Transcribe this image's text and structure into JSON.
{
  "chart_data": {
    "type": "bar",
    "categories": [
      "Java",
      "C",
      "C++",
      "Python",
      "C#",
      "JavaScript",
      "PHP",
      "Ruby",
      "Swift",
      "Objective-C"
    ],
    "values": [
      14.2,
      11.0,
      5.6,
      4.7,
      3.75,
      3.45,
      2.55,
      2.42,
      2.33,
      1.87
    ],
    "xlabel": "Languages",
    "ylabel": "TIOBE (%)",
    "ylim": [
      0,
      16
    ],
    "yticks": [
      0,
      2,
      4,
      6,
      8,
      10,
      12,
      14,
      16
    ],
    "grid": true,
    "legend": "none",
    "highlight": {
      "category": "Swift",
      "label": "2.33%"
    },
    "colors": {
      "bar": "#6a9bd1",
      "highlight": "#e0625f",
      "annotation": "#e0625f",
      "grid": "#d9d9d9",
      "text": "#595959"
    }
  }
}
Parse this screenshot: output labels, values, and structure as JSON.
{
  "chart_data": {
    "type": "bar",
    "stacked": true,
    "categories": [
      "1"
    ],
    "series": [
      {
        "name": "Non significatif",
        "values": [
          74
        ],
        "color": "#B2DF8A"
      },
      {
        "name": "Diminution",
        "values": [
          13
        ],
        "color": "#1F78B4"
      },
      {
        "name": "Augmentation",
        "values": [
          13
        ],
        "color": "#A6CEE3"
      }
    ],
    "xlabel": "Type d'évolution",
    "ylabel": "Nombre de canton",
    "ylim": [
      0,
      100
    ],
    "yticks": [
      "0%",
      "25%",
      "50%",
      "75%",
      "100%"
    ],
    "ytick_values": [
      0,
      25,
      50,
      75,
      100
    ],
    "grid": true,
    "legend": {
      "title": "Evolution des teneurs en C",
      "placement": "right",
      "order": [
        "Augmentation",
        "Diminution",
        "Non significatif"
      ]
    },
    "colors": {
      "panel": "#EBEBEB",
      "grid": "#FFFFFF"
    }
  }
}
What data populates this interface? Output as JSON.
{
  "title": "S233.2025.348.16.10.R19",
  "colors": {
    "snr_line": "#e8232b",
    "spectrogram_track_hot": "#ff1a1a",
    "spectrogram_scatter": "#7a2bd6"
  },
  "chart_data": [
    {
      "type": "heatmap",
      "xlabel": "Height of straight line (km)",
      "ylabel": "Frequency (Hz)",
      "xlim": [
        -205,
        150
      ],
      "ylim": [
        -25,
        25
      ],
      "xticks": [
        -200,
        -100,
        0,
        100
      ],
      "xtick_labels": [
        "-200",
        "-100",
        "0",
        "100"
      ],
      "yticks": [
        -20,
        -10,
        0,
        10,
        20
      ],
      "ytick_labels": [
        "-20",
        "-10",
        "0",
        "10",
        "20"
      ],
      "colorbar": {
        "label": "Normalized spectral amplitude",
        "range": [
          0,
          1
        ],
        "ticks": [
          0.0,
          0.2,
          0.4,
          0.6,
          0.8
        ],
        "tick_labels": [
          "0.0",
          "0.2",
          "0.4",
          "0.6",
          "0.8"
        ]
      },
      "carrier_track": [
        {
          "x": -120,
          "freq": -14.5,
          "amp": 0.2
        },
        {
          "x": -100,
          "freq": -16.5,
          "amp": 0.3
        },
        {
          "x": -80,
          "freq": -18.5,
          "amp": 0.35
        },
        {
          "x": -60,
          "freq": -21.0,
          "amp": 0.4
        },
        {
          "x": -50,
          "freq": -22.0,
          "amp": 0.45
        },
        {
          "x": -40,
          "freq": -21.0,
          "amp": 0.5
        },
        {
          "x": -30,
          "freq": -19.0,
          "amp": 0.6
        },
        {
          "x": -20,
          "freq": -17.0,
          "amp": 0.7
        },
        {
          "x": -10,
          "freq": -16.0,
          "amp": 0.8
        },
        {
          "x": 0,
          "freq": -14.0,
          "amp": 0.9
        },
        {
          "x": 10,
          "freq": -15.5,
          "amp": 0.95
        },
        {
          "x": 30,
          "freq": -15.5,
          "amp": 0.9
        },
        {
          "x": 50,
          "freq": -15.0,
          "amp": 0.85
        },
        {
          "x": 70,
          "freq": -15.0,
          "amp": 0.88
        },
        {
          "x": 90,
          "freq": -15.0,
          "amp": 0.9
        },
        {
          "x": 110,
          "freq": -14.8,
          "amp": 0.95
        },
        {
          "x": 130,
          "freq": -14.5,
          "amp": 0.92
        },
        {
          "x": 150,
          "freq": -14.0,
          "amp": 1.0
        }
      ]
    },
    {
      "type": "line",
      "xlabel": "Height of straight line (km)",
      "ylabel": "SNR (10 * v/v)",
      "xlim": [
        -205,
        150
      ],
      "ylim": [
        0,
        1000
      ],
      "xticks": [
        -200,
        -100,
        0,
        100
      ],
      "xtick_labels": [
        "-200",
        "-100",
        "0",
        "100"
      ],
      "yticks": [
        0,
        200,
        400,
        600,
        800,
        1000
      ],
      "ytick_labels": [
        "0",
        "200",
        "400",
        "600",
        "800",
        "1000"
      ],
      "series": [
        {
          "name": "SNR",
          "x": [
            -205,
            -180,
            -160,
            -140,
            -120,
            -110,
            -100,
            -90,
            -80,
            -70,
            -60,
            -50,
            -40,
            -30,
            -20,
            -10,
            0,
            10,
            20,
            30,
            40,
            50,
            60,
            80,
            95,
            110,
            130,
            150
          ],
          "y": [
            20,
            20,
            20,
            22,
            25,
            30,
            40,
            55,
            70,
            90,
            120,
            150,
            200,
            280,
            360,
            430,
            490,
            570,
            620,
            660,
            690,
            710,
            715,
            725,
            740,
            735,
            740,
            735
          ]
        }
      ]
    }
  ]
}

───

> **What you will do**
Using the entries above, please restate each one word for word.

> **Written reply**
Transcribe this image's text and structure into JSON.
{
  "chart_data": {
    "type": "bar",
    "categories": [
      "Java",
      "C",
      "C++",
      "Python",
      "C#",
      "JavaScript",
      "PHP",
      "Ruby",
      "Swift",
      "Objective-C"
    ],
    "values": [
      14.2,
      11.0,
      5.6,
      4.7,
      3.75,
      3.45,
      2.55,
      2.42,
      2.33,
      1.87
    ],
    "xlabel": "Languages",
    "ylabel": "TIOBE (%)",
    "ylim": [
      0,
      16
    ],
    "yticks": [
      0,
      2,
      4,
      6,
      8,
      10,
      12,
      14,
      16
    ],
    "grid": true,
    "legend": "none",
    "highlight": {
      "category": "Swift",
      "label": "2.33%"
    },
    "colors": {
      "bar": "#6a9bd1",
      "highlight": "#e0625f",
      "annotation": "#e0625f",
      "grid": "#d9d9d9",
      "text": "#595959"
    }
  }
}
Parse this screenshot: output labels, values, and structure as JSON.
{
  "chart_data": {
    "type": "bar",
    "stacked": true,
    "categories": [
      "1"
    ],
    "series": [
      {
        "name": "Non significatif",
        "values": [
          74
        ],
        "color": "#B2DF8A"
      },
      {
        "name": "Diminution",
        "values": [
          13
        ],
        "color": "#1F78B4"
      },
      {
        "name": "Augmentation",
        "values": [
          13
        ],
        "color": "#A6CEE3"
      }
    ],
    "xlabel": "Type d'évolution",
    "ylabel": "Nombre de canton",
    "ylim": [
      0,
      100
    ],
    "yticks": [
      "0%",
      "25%",
      "50%",
      "75%",
      "100%"
    ],
    "ytick_values": [
      0,
      25,
      50,
      75,
      100
    ],
    "grid": true,
    "legend": {
      "title": "Evolution des teneurs en C",
      "placement": "right",
      "order": [
        "Augmentation",
        "Diminution",
        "Non significatif"
      ]
    },
    "colors": {
      "panel": "#EBEBEB",
      "grid": "#FFFFFF"
    }
  }
}
What data populates this interface? Output as JSON.
{
  "title": "S233.2025.348.16.10.R19",
  "colors": {
    "snr_line": "#e8232b",
    "spectrogram_track_hot": "#ff1a1a",
    "spectrogram_scatter": "#7a2bd6"
  },
  "chart_data": [
    {
      "type": "heatmap",
      "xlabel": "Height of straight line (km)",
      "ylabel": "Frequency (Hz)",
      "xlim": [
        -205,
        150
      ],
      "ylim": [
        -25,
        25
      ],
      "xticks": [
        -200,
        -100,
        0,
        100
      ],
      "xtick_labels": [
        "-200",
        "-100",
        "0",
        "100"
      ],
      "yticks": [
        -20,
        -10,
        0,
        10,
        20
      ],
      "ytick_labels": [
        "-20",
        "-10",
        "0",
        "10",
        "20"
      ],
      "colorbar": {
        "label": "Normalized spectral amplitude",
        "range": [
          0,
          1
        ],
        "ticks": [
          0.0,
          0.2,
          0.4,
          0.6,
          0.8
        ],
        "tick_labels": [
          "0.0",
          "0.2",
          "0.4",
          "0.6",
          "0.8"
        ]
      },
      "carrier_track": [
        {
          "x": -120,
          "freq": -14.5,
          "amp": 0.2
        },
        {
          "x": -100,
          "freq": -16.5,
          "amp": 0.3
        },
        {
          "x": -80,
          "freq": -18.5,
          "amp": 0.35
        },
        {
          "x": -60,
          "freq": -21.0,
          "amp": 0.4
        },
        {
          "x": -50,
          "freq": -22.0,
          "amp": 0.45
        },
        {
          "x": -40,
          "freq": -21.0,
          "amp": 0.5
        },
        {
          "x": -30,
          "freq": -19.0,
          "amp": 0.6
        },
        {
          "x": -20,
          "freq": -17.0,
          "amp": 0.7
        },
        {
          "x": -10,
          "freq": -16.0,
          "amp": 0.8
        },
        {
          "x": 0,
          "freq": -14.0,
          "amp": 0.9
        },
        {
          "x": 10,
          "freq": -15.5,
          "amp": 0.95
        },
        {
          "x": 30,
          "freq": -15.5,
          "amp": 0.9
        },
        {
          "x": 50,
          "freq": -15.0,
          "amp": 0.85
        },
        {
          "x": 70,
          "freq": -15.0,
          "amp": 0.88
        },
        {
          "x": 90,
          "freq": -15.0,
          "amp": 0.9
        },
        {
          "x": 110,
          "freq": -14.8,
          "amp": 0.95
        },
        {
          "x": 130,
          "freq": -14.5,
          "amp": 0.92
        },
        {
          "x": 150,
          "freq": -14.0,
          "amp": 1.0
        }
      ]
    },
    {
      "type": "line",
      "xlabel": "Height of straight line (km)",
      "ylabel": "SNR (10 * v/v)",
      "xlim": [
        -205,
        150
      ],
      "ylim": [
        0,
        1000
      ],
      "xticks": [
        -200,
        -100,
        0,
        100
      ],
      "xtick_labels": [
        "-200",
        "-100",
        "0",
        "100"
      ],
      "yticks": [
        0,
        200,
        400,
        600,
        800,
        1000
      ],
      "ytick_labels": [
        "0",
        "200",
        "400",
        "600",
        "800",
        "1000"
      ],
      "series": [
        {
          "name": "SNR",
          "x": [
            -205,
            -180,
            -160,
            -140,
            -120,
            -110,
            -100,
            -90,
            -80,
            -70,
            -60,
            -50,
            -40,
            -30,
            -20,
            -10,
            0,
            10,
            20,
            30,
            40,
            50,
            60,
            80,
            95,
            110,
            130,
            150
          ],
          "y": [
            20,
            20,
            20,
            22,
            25,
            30,
            40,
            55,
            70,
            90,
            120,
            150,
            200,
            280,
            360,
            430,
            490,
            570,
            620,
            660,
            690,
            710,
            715,
            725,
            740,
            735,
            740,
            735
          ]
        }
      ]
    }
  ]
}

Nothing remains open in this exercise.